● Supplied entries:
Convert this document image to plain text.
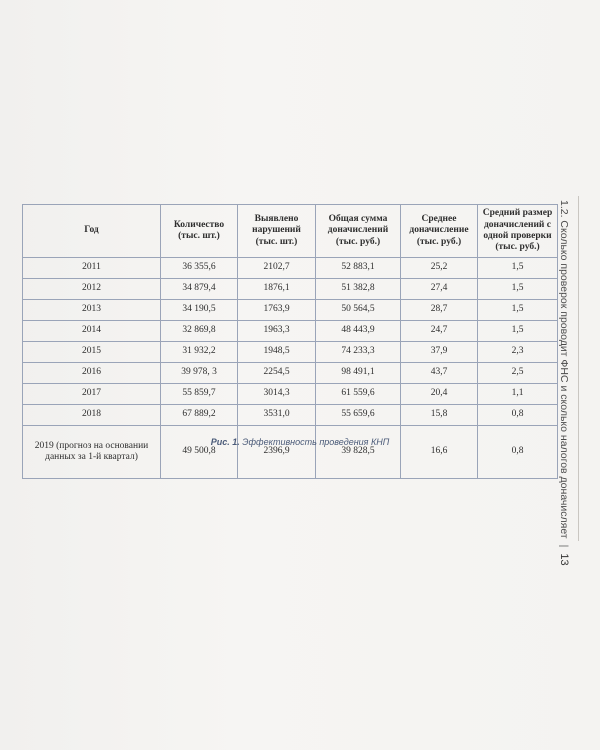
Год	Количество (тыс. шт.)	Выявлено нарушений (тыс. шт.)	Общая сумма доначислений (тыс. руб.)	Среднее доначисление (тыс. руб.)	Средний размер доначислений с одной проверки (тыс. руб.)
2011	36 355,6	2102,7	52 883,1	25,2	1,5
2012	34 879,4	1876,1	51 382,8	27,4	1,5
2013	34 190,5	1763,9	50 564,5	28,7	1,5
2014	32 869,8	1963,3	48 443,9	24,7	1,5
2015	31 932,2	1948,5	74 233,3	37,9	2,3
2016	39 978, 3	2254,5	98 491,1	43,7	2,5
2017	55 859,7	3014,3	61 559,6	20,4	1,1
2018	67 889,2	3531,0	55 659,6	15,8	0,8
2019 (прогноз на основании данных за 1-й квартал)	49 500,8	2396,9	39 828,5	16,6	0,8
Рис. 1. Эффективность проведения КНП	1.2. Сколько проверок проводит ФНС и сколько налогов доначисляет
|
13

● What you are asked to do:
Copy out all of the material exactly as written, without its pictures.

● Solution for this problem:
Convert this document image to plain text.
Год	Количество (тыс. шт.)	Выявлено нарушений (тыс. шт.)	Общая сумма доначислений (тыс. руб.)	Среднее доначисление (тыс. руб.)	Средний размер доначислений с одной проверки (тыс. руб.)
2011	36 355,6	2102,7	52 883,1	25,2	1,5
2012	34 879,4	1876,1	51 382,8	27,4	1,5
2013	34 190,5	1763,9	50 564,5	28,7	1,5
2014	32 869,8	1963,3	48 443,9	24,7	1,5
2015	31 932,2	1948,5	74 233,3	37,9	2,3
2016	39 978, 3	2254,5	98 491,1	43,7	2,5
2017	55 859,7	3014,3	61 559,6	20,4	1,1
2018	67 889,2	3531,0	55 659,6	15,8	0,8
2019 (прогноз на основании данных за 1-й квартал)	49 500,8	2396,9	39 828,5	16,6	0,8
Рис. 1. Эффективность проведения КНП	1.2. Сколько проверок проводит ФНС и сколько налогов доначисляет
|
13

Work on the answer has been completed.